## BEGIN
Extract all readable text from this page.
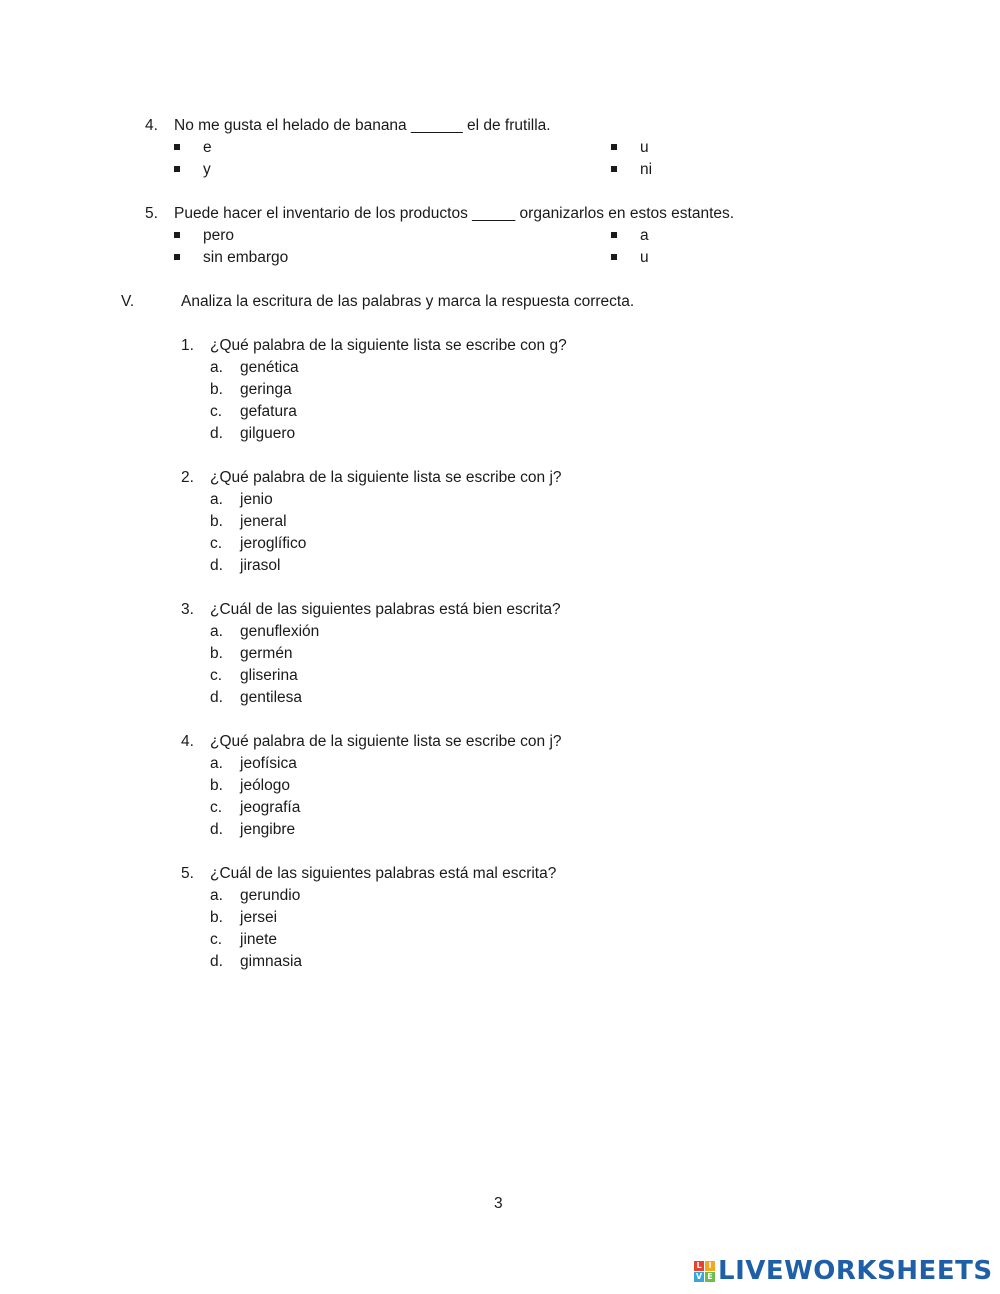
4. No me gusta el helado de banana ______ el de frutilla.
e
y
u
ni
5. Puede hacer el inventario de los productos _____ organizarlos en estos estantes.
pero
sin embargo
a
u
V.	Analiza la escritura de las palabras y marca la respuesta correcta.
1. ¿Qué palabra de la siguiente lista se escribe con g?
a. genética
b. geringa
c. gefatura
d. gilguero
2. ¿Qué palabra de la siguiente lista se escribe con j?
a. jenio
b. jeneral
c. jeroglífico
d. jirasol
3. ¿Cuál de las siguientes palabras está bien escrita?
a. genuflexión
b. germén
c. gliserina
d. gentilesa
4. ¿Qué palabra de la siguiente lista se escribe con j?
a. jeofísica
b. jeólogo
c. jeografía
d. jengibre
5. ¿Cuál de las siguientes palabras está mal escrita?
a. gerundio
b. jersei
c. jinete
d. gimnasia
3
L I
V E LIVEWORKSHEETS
## END
## BEGIN
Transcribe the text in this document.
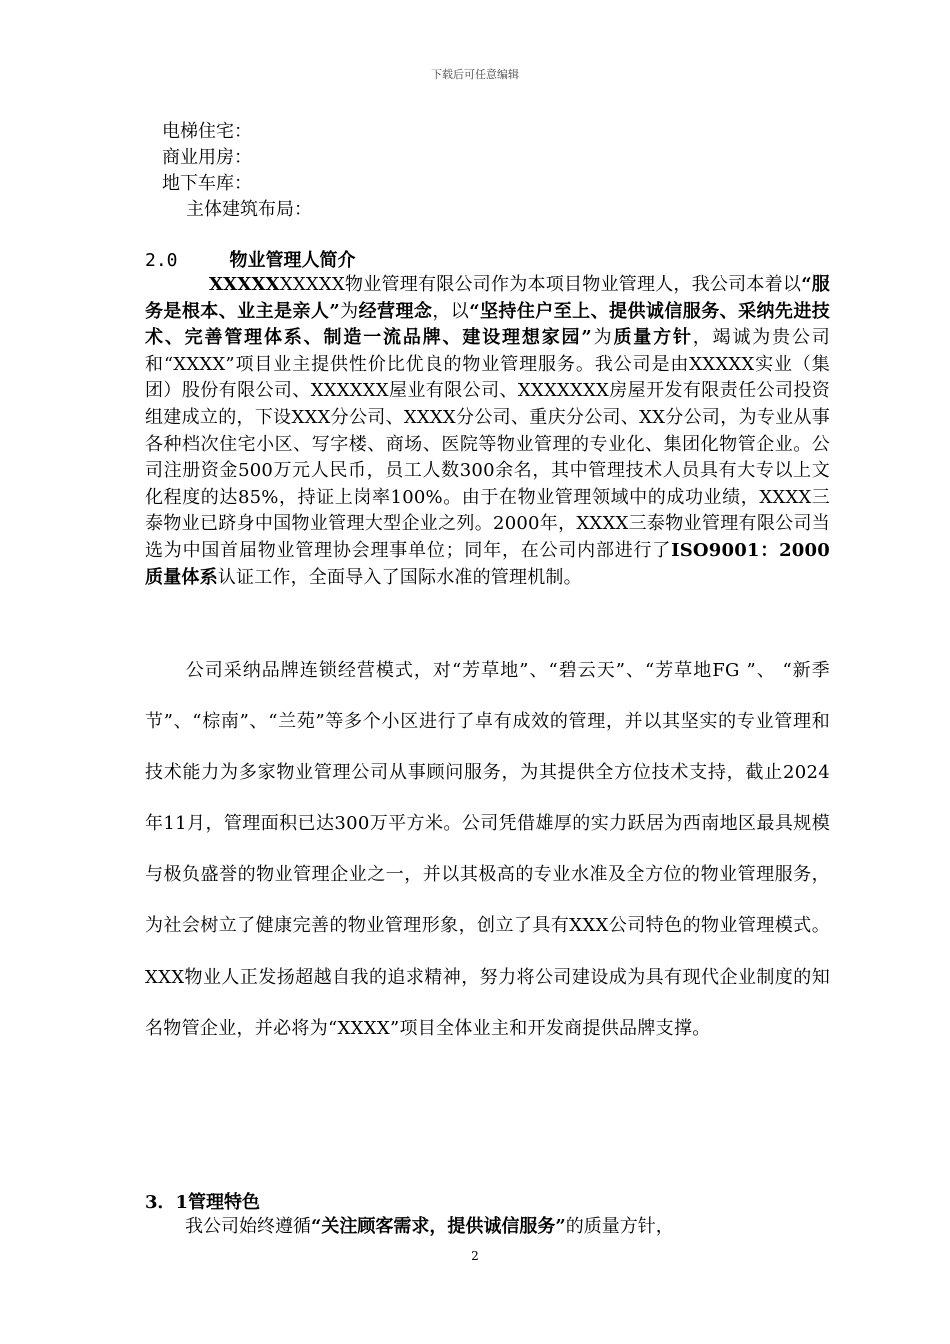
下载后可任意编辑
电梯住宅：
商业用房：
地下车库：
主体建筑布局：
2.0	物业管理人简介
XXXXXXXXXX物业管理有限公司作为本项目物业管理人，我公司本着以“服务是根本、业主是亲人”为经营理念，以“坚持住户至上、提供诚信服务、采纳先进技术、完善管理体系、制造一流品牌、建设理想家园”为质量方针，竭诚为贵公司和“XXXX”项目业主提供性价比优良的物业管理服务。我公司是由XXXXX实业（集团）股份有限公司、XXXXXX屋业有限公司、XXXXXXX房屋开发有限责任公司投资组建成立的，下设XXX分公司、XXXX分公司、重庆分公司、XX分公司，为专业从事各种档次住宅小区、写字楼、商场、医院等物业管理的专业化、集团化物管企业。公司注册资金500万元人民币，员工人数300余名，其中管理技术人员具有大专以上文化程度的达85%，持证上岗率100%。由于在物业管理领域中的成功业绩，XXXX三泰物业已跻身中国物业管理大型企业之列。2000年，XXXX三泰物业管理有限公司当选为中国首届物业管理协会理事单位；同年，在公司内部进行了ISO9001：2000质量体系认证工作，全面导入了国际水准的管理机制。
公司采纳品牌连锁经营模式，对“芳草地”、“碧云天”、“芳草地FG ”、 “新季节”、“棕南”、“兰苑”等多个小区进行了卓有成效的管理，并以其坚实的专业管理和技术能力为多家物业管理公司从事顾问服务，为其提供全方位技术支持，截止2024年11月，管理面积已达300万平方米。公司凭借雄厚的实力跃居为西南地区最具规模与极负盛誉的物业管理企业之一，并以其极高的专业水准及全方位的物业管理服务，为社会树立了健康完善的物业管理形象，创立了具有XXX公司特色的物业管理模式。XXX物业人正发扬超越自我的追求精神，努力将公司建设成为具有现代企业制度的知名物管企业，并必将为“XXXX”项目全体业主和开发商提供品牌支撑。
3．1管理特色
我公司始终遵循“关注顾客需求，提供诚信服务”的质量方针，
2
## END
| Aim of the task |
Where does the word "escribe" appear? Return each line that holds it.

| Complete response |
1. ¿Qué palabra de la siguiente lista se escribe con g?
2. ¿Qué palabra de la siguiente lista se escribe con j?
4. ¿Qué palabra de la siguiente lista se escribe con j?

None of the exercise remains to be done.